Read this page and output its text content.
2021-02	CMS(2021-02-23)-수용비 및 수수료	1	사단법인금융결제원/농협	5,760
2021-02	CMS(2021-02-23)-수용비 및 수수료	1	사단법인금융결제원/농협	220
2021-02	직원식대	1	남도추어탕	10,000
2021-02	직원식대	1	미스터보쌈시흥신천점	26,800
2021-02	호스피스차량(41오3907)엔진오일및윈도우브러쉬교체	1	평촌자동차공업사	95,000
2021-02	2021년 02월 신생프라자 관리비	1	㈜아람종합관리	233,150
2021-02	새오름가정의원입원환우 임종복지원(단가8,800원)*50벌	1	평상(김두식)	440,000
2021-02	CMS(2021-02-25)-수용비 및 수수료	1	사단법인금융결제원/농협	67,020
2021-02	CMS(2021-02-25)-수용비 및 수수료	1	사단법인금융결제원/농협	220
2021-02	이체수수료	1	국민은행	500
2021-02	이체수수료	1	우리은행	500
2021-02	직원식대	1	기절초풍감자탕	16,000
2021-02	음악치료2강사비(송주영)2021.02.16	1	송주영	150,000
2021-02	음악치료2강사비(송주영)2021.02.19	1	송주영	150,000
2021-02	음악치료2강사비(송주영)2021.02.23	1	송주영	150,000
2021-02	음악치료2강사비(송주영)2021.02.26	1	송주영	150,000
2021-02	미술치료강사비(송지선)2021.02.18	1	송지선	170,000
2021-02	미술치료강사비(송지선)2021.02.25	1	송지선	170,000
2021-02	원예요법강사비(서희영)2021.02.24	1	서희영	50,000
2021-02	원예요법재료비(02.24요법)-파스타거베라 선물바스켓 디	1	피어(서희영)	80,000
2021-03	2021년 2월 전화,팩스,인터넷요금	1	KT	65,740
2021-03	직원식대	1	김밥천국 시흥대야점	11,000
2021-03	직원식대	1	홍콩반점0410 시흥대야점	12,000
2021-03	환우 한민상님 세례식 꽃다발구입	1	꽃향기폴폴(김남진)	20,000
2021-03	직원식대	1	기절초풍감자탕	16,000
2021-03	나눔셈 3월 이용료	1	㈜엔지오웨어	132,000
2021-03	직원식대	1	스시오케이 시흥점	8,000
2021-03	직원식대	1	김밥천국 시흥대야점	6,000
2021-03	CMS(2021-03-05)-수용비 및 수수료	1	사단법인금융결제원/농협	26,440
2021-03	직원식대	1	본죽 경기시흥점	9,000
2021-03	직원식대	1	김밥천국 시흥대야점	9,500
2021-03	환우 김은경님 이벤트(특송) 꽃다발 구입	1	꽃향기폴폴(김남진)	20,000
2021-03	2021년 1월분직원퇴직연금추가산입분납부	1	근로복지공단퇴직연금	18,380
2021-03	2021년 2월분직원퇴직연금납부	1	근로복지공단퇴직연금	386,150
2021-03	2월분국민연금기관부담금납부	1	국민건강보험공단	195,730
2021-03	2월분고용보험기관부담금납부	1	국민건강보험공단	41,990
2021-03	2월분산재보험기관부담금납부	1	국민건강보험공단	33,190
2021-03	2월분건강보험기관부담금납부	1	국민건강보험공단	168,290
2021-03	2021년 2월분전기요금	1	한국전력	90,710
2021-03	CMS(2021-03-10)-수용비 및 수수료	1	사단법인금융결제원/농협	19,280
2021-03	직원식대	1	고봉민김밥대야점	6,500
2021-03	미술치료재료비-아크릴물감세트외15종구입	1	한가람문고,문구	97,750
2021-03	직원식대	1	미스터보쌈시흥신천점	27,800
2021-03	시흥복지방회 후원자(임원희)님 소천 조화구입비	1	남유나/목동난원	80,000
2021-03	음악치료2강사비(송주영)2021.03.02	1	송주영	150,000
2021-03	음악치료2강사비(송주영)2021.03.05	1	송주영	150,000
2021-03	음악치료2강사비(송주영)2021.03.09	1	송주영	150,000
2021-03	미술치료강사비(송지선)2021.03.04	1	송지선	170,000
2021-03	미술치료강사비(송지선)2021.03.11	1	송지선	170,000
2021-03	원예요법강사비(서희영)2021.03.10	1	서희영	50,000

* **Exercise goal**
Above are lines of data; state how many of them contain the word "기절초풍감자탕", with no other output.

* **Final result**
2